--- Given request ---
Report how many lines below contain the word "bottom", and give only that number.

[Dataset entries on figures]
= = = =

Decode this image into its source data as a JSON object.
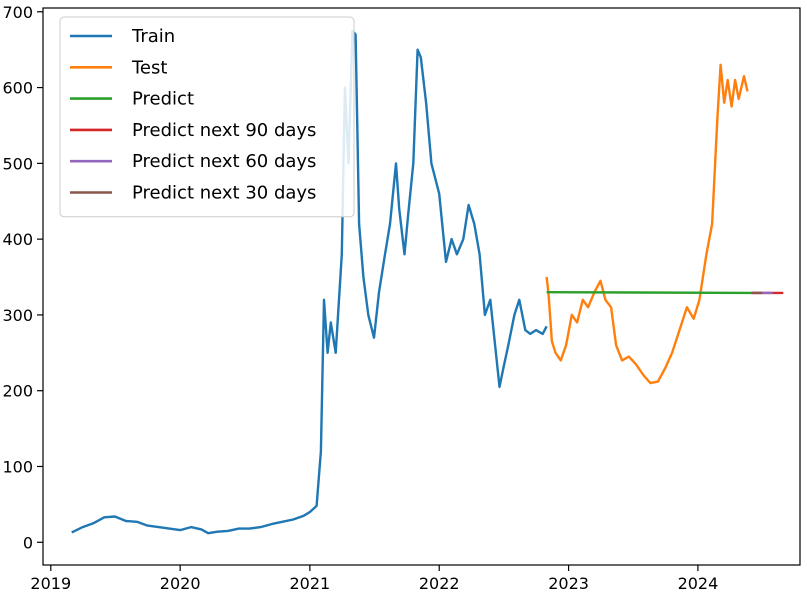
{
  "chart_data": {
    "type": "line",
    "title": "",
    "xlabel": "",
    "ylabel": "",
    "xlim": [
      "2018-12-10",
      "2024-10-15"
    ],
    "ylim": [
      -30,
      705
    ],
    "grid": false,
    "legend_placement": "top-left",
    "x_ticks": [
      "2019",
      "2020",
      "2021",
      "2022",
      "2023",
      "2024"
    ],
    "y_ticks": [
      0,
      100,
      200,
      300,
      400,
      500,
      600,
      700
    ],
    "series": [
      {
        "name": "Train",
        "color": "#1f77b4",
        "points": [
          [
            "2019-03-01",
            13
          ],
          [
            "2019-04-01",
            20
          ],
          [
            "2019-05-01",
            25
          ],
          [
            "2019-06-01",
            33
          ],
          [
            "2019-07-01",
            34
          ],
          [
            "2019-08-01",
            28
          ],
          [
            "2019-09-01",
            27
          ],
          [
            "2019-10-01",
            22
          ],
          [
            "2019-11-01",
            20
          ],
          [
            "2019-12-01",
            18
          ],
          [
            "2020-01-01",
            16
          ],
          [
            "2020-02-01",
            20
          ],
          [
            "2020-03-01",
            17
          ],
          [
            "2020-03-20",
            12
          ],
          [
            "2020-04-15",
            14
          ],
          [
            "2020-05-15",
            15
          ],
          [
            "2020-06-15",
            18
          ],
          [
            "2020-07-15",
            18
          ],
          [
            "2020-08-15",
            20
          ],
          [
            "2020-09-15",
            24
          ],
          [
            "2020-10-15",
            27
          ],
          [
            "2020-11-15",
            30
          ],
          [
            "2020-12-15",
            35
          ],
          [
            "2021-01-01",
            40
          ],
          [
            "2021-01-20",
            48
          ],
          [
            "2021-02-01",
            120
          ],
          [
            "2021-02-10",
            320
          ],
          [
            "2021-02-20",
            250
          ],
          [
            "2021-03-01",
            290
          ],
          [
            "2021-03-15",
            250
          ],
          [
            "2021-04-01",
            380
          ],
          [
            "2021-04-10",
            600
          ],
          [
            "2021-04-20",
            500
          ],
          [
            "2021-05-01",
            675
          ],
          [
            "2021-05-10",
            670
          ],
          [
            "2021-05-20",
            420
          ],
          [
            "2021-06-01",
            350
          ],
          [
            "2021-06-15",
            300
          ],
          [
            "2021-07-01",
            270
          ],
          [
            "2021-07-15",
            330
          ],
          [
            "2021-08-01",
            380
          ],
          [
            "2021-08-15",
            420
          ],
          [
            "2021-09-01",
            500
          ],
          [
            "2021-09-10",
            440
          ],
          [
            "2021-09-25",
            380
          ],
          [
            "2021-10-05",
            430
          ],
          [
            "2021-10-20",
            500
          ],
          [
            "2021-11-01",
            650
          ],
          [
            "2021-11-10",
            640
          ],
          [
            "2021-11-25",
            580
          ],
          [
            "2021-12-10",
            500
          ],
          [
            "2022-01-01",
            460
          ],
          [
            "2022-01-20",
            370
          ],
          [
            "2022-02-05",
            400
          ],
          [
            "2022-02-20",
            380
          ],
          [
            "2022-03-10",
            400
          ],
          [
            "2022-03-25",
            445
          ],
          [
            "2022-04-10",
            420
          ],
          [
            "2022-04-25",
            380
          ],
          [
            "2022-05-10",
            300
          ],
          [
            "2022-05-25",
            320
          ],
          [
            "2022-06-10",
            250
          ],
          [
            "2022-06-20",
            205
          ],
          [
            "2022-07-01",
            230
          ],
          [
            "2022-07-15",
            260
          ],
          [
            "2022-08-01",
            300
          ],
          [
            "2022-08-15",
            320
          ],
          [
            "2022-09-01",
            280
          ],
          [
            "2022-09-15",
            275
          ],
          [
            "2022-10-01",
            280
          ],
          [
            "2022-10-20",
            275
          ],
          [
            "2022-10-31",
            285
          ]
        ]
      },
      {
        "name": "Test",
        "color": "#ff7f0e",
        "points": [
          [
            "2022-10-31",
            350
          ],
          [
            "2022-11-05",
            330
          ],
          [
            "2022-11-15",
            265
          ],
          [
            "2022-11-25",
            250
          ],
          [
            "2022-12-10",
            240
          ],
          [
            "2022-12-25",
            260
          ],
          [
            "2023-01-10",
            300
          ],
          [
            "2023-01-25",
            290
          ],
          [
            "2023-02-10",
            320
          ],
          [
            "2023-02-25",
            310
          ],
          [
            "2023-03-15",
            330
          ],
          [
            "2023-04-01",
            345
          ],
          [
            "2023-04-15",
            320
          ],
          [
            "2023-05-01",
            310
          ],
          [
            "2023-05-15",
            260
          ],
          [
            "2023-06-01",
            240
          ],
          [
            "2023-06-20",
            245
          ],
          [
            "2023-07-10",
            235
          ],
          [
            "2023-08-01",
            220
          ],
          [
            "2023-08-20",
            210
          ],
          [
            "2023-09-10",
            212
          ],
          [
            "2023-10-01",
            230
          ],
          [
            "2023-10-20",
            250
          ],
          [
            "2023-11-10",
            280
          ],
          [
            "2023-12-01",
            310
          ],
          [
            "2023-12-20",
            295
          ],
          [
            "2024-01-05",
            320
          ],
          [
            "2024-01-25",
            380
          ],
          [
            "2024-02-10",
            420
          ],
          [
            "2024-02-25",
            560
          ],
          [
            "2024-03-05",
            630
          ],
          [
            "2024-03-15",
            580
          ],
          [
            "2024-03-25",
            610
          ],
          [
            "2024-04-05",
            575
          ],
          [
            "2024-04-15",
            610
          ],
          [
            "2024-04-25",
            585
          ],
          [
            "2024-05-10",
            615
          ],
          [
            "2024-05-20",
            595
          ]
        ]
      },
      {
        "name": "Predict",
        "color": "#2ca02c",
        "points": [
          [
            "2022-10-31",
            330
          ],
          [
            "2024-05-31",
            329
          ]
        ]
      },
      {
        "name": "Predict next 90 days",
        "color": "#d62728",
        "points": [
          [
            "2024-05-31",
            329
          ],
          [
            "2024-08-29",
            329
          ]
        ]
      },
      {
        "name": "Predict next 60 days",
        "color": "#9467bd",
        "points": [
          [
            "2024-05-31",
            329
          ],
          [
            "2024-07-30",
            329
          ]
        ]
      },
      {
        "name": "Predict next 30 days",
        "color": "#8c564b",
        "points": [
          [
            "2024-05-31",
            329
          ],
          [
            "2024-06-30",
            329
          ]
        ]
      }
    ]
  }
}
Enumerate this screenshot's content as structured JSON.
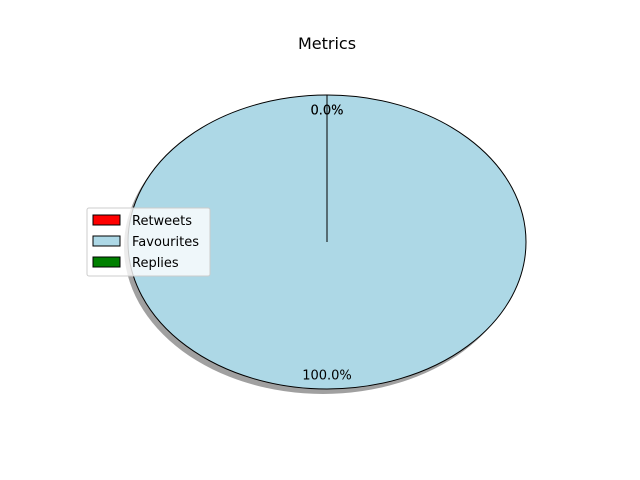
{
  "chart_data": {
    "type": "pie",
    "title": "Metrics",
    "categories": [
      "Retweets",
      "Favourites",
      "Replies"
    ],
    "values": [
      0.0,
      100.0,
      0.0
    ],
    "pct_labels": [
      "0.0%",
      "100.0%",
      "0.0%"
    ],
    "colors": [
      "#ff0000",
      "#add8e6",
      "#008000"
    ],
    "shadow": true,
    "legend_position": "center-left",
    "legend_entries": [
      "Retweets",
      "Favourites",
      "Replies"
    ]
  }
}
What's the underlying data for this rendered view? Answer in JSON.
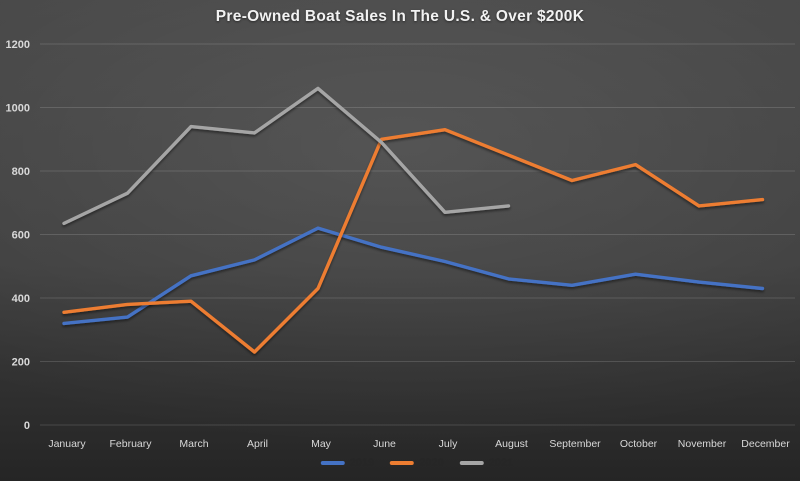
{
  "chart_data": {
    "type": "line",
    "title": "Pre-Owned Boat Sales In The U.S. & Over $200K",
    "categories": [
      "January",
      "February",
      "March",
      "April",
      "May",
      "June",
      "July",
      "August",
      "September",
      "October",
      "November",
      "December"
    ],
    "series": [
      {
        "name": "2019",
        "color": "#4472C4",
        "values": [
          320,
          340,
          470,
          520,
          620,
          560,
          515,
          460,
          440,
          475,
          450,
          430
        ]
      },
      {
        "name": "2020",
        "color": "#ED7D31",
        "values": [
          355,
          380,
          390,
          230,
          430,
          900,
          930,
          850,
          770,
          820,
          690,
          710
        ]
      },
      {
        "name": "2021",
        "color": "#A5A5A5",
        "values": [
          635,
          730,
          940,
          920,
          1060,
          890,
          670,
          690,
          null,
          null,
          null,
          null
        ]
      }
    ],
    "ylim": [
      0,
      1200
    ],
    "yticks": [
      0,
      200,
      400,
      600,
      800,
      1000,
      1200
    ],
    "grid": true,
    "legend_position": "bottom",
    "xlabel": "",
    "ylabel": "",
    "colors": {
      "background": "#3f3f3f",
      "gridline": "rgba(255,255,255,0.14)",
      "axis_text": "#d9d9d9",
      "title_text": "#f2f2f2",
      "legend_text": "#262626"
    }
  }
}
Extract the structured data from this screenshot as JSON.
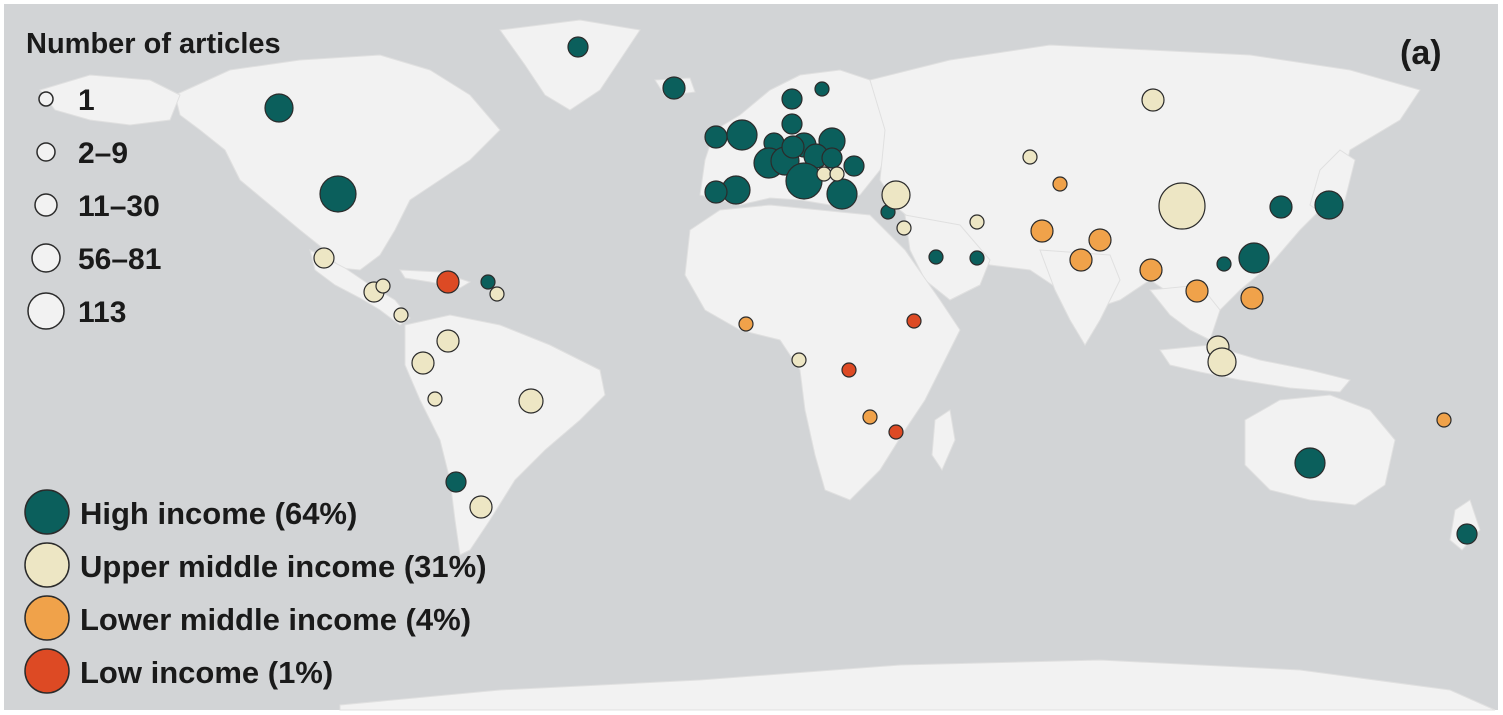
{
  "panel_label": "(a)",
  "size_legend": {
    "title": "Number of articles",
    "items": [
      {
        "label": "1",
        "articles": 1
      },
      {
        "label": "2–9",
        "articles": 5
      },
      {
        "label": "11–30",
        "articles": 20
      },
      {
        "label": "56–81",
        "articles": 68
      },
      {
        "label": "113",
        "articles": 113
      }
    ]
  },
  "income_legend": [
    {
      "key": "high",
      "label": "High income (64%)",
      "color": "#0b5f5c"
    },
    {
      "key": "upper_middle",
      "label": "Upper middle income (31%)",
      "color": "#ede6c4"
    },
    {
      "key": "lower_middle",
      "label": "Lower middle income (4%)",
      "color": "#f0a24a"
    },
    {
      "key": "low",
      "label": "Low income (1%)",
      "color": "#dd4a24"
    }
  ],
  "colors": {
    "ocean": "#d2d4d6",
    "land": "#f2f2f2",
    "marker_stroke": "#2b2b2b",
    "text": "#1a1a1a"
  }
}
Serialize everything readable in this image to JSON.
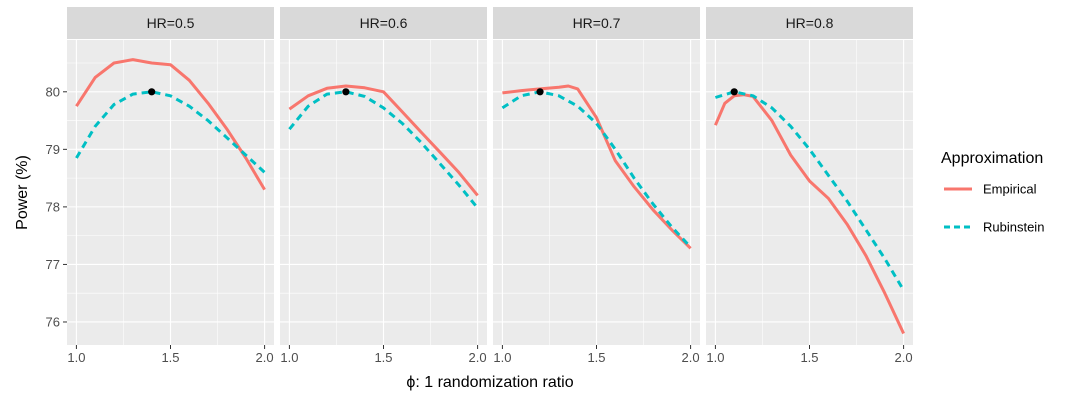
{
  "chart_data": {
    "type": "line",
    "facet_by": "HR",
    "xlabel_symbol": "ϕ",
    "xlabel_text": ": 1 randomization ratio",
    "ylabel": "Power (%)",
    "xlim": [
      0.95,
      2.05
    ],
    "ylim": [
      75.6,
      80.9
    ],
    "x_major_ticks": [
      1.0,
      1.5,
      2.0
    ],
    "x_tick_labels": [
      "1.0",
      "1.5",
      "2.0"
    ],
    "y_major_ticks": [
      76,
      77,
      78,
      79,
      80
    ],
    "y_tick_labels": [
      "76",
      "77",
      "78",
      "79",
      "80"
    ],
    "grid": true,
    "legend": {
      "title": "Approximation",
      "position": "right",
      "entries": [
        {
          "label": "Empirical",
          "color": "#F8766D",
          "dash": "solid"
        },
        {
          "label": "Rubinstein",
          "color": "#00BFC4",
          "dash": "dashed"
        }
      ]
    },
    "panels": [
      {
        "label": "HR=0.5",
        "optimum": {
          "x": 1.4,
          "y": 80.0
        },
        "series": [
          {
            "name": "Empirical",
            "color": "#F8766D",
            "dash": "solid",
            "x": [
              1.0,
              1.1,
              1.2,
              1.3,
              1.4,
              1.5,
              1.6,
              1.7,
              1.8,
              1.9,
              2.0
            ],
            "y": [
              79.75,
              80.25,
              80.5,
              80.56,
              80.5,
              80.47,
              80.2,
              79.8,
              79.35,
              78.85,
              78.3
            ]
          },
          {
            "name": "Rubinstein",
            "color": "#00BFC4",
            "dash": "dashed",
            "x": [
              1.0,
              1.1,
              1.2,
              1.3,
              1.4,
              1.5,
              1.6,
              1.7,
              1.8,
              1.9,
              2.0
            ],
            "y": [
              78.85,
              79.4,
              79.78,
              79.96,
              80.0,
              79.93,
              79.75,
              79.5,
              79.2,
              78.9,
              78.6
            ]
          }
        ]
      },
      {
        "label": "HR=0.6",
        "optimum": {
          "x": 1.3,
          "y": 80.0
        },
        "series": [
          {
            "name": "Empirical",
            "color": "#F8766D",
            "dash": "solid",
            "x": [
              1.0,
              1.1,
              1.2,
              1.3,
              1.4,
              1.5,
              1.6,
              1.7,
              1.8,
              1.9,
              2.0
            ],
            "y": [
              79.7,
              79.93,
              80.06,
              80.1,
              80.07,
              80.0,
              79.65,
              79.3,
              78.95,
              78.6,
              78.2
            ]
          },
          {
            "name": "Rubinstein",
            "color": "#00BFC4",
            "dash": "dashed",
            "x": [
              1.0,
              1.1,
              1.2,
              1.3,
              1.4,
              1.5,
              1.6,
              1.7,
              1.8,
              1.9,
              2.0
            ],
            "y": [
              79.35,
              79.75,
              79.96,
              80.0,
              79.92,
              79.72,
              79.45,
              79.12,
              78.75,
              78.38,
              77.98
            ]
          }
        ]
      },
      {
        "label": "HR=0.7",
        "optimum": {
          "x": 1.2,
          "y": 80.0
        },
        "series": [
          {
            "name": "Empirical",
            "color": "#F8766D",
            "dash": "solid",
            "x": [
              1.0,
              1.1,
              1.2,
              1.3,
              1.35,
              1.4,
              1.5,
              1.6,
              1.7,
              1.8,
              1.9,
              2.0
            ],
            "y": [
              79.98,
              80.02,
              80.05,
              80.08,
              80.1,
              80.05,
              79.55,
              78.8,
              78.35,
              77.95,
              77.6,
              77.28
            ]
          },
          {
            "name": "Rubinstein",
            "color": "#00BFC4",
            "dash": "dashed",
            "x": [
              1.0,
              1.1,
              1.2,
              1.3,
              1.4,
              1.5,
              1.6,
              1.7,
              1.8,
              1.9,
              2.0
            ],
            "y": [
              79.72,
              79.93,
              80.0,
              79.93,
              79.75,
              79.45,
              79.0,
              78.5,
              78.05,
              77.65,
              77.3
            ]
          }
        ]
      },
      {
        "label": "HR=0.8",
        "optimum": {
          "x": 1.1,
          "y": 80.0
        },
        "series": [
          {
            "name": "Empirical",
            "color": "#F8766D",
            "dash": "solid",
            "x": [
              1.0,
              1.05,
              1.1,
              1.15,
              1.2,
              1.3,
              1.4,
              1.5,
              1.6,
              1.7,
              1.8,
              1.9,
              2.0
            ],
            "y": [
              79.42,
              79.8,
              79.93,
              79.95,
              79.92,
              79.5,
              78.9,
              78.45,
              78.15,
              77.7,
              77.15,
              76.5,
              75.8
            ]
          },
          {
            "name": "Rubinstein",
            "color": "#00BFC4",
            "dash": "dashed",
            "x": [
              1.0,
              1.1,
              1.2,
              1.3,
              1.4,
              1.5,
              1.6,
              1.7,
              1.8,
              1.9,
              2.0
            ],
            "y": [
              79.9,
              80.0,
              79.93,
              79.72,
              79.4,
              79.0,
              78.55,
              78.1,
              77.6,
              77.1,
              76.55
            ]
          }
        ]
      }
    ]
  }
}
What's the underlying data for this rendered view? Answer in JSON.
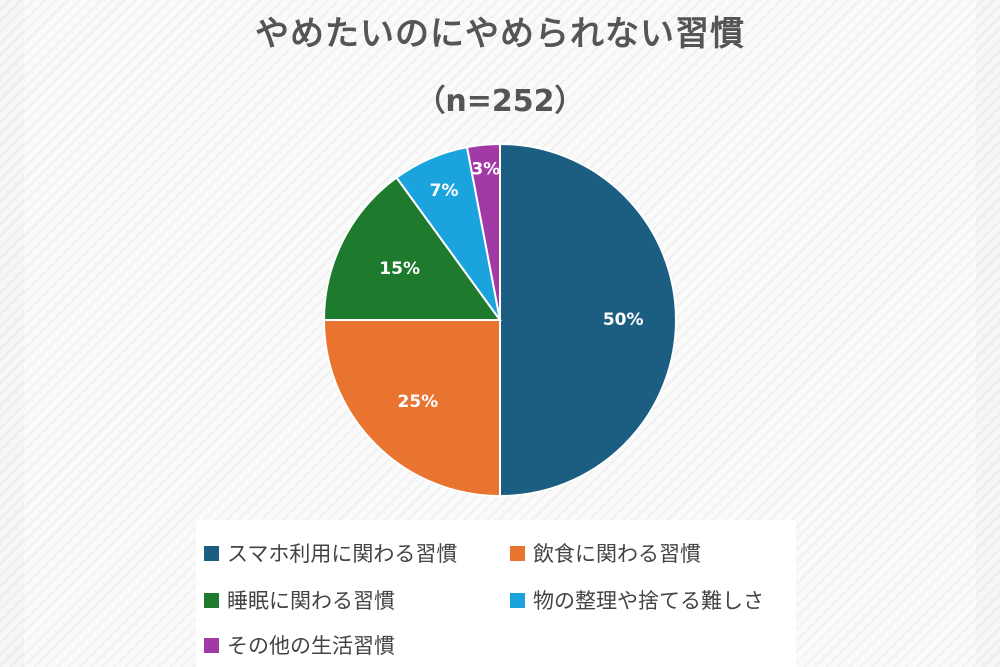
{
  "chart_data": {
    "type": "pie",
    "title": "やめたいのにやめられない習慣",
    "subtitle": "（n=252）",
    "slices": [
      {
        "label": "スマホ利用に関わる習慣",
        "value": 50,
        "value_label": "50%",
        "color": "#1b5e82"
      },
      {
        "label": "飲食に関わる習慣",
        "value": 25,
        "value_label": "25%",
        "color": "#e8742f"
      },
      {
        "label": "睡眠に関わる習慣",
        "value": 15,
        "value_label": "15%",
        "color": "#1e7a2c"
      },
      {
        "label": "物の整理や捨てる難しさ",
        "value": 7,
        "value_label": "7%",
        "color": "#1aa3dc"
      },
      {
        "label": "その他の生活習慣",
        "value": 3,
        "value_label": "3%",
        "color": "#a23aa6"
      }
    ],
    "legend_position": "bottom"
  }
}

= = = =

--- Solution for this problem ---
2